-------- ENTRIES PROVIDED

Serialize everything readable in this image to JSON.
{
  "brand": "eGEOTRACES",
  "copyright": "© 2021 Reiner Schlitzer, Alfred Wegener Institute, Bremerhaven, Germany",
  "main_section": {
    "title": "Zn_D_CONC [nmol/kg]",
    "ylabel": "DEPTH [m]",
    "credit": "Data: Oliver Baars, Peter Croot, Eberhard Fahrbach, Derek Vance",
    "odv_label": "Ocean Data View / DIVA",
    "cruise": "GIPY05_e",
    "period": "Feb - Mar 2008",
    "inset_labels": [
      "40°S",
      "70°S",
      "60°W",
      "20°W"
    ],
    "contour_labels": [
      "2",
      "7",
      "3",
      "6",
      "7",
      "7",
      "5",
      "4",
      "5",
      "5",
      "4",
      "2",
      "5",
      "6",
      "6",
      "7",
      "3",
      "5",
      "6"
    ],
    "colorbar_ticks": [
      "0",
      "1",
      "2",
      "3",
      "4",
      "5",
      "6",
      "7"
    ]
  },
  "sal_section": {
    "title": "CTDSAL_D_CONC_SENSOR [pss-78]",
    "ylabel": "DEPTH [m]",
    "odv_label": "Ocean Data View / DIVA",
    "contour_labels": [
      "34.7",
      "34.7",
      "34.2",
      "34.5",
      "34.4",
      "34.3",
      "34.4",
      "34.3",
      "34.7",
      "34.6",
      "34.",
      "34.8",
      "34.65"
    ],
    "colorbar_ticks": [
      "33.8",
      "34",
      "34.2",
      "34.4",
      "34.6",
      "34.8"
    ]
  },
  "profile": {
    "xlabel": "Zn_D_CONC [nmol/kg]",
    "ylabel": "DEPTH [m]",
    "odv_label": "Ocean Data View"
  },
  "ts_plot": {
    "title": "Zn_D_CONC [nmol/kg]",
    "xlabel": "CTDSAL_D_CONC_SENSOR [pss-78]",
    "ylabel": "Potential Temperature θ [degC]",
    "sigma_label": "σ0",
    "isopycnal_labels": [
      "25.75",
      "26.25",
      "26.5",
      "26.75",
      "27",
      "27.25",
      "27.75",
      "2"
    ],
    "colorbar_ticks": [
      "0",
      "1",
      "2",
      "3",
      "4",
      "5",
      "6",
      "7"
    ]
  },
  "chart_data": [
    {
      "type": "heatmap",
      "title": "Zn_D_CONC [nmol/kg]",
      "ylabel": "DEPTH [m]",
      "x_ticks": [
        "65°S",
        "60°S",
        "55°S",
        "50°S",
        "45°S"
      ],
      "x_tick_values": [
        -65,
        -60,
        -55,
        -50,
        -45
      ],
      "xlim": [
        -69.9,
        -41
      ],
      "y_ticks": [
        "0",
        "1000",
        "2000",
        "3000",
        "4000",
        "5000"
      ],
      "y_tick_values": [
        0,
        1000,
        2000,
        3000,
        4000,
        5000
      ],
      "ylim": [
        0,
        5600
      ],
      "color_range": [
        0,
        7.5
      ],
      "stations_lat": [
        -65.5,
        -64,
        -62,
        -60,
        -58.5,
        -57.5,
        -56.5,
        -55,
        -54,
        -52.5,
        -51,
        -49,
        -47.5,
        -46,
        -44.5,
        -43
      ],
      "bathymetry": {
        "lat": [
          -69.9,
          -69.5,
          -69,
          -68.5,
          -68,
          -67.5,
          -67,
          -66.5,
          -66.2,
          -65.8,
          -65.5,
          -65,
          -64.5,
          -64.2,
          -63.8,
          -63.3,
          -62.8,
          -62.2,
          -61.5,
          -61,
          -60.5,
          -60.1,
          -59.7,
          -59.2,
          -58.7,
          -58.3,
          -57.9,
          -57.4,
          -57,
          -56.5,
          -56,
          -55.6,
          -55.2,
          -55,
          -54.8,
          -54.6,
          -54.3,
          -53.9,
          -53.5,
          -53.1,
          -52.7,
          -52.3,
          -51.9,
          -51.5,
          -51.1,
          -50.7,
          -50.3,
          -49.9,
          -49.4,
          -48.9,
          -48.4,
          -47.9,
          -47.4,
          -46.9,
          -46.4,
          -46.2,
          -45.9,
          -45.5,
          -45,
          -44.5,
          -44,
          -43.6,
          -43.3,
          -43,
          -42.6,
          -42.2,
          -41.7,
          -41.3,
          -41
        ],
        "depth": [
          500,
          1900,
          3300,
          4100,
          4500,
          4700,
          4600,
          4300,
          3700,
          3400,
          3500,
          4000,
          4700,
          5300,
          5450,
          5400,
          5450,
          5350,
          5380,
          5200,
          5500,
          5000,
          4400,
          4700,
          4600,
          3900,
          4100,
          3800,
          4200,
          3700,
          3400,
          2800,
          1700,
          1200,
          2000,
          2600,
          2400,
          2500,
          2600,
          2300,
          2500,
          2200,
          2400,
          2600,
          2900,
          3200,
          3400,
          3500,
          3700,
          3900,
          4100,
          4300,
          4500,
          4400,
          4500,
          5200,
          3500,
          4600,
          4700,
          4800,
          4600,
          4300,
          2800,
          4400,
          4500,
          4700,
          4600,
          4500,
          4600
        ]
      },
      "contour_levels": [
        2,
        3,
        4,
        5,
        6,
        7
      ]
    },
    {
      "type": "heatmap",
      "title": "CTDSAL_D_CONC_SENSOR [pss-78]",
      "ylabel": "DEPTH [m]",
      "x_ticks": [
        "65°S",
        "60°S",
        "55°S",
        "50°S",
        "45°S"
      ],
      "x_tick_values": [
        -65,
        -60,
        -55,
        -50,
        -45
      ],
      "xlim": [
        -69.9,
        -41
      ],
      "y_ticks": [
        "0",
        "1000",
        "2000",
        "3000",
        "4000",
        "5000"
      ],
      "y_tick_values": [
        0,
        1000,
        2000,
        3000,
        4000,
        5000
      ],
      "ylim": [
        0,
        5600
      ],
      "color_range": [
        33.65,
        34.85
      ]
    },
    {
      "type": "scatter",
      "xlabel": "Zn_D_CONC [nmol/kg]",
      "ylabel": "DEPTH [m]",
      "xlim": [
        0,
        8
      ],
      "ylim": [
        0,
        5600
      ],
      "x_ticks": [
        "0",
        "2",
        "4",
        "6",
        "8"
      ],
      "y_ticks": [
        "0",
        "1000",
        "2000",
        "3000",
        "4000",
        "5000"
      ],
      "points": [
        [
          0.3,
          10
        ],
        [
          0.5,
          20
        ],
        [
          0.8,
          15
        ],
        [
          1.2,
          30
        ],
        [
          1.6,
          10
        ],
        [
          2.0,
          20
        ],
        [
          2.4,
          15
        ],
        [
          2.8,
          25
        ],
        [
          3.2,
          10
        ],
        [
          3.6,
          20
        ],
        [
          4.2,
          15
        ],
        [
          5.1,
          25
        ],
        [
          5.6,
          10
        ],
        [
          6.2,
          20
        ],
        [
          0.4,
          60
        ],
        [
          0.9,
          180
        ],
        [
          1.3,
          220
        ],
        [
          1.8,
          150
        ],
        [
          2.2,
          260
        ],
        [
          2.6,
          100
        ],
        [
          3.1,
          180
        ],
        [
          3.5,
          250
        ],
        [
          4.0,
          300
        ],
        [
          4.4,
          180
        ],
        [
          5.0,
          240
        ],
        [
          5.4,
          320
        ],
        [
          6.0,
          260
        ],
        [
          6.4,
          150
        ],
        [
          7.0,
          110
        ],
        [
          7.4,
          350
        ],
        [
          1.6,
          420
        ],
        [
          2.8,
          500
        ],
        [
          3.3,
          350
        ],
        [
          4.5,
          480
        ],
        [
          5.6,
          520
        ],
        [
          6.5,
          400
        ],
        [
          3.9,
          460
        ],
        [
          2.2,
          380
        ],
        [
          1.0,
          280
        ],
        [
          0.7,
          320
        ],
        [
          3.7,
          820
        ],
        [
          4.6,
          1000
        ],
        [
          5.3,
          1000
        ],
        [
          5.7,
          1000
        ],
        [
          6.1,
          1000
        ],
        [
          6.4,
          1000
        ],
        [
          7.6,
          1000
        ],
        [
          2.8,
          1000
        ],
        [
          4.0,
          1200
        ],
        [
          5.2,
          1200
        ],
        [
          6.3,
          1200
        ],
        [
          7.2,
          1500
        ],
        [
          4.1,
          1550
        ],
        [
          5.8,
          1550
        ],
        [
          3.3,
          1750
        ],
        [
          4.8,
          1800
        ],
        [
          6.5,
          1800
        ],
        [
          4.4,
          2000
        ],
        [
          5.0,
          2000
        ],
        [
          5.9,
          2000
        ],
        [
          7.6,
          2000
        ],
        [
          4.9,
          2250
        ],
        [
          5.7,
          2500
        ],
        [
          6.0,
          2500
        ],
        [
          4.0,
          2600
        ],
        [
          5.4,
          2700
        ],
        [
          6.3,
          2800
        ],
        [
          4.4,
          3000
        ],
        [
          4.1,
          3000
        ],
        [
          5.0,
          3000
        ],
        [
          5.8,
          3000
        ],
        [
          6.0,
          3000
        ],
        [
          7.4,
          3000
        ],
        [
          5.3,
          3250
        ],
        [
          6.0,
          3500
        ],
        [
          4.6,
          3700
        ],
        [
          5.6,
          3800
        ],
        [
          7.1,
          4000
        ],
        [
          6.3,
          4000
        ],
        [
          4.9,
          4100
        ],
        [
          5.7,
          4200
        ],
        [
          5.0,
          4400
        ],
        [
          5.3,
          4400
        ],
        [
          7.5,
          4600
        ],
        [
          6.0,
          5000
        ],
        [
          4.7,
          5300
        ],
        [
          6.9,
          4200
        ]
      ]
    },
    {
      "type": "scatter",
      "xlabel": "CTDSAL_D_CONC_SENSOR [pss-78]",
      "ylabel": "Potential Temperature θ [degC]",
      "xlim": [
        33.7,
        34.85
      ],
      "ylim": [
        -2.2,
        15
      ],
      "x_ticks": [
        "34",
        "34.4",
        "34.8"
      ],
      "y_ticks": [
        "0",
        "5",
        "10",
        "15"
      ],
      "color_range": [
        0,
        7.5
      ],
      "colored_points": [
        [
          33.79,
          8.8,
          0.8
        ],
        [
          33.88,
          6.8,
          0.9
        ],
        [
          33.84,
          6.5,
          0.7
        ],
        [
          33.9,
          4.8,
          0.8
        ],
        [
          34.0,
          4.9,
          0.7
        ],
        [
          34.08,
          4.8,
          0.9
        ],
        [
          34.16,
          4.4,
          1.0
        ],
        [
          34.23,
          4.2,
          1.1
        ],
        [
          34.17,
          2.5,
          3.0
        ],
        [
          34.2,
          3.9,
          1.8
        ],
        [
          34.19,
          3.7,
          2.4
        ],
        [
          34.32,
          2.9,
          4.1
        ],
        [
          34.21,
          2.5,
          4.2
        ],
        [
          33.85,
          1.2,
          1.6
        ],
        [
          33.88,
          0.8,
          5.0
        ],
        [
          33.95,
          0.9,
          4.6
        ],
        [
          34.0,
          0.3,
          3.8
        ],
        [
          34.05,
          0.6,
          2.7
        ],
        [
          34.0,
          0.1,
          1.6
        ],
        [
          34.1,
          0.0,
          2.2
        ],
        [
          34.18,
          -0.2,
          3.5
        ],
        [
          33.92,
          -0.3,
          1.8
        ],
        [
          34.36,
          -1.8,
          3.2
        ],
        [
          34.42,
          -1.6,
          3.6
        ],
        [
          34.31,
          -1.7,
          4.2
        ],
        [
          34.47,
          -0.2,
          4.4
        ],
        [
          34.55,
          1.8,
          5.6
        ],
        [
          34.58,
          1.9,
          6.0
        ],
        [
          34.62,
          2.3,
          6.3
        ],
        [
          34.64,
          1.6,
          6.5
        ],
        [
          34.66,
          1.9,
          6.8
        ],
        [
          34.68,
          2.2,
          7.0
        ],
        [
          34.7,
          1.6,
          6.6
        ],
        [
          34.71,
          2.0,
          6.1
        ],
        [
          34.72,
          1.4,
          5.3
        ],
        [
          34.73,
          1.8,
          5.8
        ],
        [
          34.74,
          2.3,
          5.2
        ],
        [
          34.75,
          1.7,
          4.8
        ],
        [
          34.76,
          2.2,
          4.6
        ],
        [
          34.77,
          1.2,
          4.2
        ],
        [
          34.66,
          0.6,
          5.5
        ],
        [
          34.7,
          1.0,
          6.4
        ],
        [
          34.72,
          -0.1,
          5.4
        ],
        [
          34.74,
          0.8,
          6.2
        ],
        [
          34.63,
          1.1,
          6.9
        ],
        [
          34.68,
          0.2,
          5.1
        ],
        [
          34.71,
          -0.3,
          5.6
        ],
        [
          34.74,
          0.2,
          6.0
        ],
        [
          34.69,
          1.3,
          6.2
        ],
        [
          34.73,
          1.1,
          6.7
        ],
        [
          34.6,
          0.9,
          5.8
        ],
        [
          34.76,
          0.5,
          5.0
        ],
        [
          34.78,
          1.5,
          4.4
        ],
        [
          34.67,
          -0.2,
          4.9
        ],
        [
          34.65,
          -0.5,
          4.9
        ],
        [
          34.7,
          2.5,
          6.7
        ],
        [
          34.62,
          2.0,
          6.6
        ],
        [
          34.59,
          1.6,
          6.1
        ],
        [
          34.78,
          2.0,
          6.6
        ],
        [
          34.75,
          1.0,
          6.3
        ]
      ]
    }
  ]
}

----------------

## [TASK TO COMPLETE]
In the entries above, identify each line that includes the string "xlabel", then copy it.

## [EXERCISE ANSWER]
    "xlabel": "Zn_D_CONC [nmol/kg]",
    "xlabel": "CTDSAL_D_CONC_SENSOR [pss-78]",
      "xlabel": "Zn_D_CONC [nmol/kg]",
      "xlabel": "CTDSAL_D_CONC_SENSOR [pss-78]",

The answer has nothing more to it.